■ **What to do**
Copy out the items word for word, from the first line through the line containing "range-7d[interactable]: 近7日 <box>530", including both ends.

** Start Data for the task **

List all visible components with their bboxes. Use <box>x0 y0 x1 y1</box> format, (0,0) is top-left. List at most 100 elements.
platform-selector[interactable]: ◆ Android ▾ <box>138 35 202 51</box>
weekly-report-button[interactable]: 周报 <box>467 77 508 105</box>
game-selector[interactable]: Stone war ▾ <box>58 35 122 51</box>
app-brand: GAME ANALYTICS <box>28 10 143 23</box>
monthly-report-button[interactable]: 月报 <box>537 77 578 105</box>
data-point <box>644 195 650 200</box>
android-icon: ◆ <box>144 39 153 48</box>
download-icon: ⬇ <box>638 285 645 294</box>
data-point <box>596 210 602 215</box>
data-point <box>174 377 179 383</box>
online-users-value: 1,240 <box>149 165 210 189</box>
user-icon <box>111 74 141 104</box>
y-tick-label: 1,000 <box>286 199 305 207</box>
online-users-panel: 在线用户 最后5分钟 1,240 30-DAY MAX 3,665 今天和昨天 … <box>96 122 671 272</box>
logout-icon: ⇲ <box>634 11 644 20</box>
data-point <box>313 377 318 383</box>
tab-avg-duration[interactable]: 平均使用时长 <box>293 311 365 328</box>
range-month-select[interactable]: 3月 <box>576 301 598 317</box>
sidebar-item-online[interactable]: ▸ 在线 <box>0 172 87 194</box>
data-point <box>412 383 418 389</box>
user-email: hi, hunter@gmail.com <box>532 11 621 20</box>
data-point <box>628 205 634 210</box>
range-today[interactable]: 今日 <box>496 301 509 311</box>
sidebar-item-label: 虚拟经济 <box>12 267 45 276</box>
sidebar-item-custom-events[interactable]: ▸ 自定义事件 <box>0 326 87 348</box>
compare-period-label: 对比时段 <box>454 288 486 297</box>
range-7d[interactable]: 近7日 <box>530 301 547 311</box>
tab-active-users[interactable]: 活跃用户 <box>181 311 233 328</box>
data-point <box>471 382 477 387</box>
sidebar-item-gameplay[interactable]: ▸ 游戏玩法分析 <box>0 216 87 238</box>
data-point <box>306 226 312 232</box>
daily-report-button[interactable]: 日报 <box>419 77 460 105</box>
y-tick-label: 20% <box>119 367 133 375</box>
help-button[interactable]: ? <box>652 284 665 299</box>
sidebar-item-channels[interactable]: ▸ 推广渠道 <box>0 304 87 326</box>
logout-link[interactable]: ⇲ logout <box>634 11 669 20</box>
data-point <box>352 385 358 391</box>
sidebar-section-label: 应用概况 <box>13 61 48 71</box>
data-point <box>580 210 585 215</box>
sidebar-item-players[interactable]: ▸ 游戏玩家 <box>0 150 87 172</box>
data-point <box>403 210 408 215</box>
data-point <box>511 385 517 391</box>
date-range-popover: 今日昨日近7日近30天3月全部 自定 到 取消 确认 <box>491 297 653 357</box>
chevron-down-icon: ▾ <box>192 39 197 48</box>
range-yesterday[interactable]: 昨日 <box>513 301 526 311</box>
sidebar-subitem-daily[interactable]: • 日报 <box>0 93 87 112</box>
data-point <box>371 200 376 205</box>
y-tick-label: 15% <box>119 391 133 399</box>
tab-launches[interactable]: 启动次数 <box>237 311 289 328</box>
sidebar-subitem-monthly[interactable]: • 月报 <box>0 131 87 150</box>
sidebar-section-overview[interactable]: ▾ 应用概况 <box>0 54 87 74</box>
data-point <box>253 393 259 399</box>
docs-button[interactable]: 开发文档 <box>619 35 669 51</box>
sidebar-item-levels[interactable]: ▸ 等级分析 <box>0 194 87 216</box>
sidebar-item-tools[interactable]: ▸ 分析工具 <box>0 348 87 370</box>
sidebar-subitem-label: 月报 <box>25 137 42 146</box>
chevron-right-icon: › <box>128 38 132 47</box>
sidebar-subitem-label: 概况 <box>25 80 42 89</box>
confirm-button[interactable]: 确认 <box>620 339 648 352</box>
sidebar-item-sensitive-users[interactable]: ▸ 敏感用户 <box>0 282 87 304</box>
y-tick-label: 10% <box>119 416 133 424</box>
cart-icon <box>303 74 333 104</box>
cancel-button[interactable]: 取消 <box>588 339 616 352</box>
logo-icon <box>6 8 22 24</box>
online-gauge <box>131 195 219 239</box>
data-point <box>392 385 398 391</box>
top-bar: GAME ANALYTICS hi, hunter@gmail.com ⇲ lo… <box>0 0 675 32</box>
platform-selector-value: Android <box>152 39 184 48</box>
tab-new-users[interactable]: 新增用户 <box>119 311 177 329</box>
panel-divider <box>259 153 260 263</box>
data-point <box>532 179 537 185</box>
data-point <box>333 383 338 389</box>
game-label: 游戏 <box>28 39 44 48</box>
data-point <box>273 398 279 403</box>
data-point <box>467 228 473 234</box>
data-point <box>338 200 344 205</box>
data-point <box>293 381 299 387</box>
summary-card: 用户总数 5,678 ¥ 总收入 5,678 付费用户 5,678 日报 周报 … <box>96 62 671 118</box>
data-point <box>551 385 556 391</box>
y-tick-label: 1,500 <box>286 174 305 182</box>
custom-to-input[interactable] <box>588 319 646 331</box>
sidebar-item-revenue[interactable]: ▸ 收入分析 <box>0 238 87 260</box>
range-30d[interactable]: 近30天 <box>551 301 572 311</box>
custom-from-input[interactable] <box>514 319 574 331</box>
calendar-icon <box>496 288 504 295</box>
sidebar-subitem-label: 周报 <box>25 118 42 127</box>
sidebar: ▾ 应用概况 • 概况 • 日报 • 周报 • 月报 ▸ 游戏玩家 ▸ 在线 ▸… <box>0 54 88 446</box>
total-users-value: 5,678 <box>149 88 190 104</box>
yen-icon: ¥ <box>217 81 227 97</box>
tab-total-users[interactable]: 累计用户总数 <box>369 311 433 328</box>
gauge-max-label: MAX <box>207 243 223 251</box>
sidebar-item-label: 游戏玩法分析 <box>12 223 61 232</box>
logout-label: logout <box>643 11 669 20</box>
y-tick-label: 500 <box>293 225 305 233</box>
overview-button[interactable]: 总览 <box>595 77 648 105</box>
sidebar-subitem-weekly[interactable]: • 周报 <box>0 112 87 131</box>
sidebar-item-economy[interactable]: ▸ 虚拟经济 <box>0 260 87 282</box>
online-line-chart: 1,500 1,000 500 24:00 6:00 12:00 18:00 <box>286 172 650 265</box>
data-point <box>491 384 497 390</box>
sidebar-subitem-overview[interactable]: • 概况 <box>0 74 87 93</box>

** End Data for the task **

■ **Correct answer**
List all visible components with their bboxes. Use <box>x0 y0 x1 y1</box> format, (0,0) is top-left. List at most 100 elements.
platform-selector[interactable]: ◆ Android ▾ <box>138 35 202 51</box>
weekly-report-button[interactable]: 周报 <box>467 77 508 105</box>
game-selector[interactable]: Stone war ▾ <box>58 35 122 51</box>
app-brand: GAME ANALYTICS <box>28 10 143 23</box>
monthly-report-button[interactable]: 月报 <box>537 77 578 105</box>
data-point <box>644 195 650 200</box>
android-icon: ◆ <box>144 39 153 48</box>
download-icon: ⬇ <box>638 285 645 294</box>
data-point <box>596 210 602 215</box>
data-point <box>174 377 179 383</box>
online-users-value: 1,240 <box>149 165 210 189</box>
user-icon <box>111 74 141 104</box>
y-tick-label: 1,000 <box>286 199 305 207</box>
online-users-panel: 在线用户 最后5分钟 1,240 30-DAY MAX 3,665 今天和昨天 … <box>96 122 671 272</box>
logout-icon: ⇲ <box>634 11 644 20</box>
data-point <box>313 377 318 383</box>
tab-avg-duration[interactable]: 平均使用时长 <box>293 311 365 328</box>
range-month-select[interactable]: 3月 <box>576 301 598 317</box>
sidebar-item-online[interactable]: ▸ 在线 <box>0 172 87 194</box>
data-point <box>412 383 418 389</box>
user-email: hi, hunter@gmail.com <box>532 11 621 20</box>
data-point <box>628 205 634 210</box>
range-today[interactable]: 今日 <box>496 301 509 311</box>
sidebar-item-label: 虚拟经济 <box>12 267 45 276</box>
sidebar-item-custom-events[interactable]: ▸ 自定义事件 <box>0 326 87 348</box>
compare-period-label: 对比时段 <box>454 288 486 297</box>
range-7d[interactable]: 近7日 <box>530 301 547 311</box>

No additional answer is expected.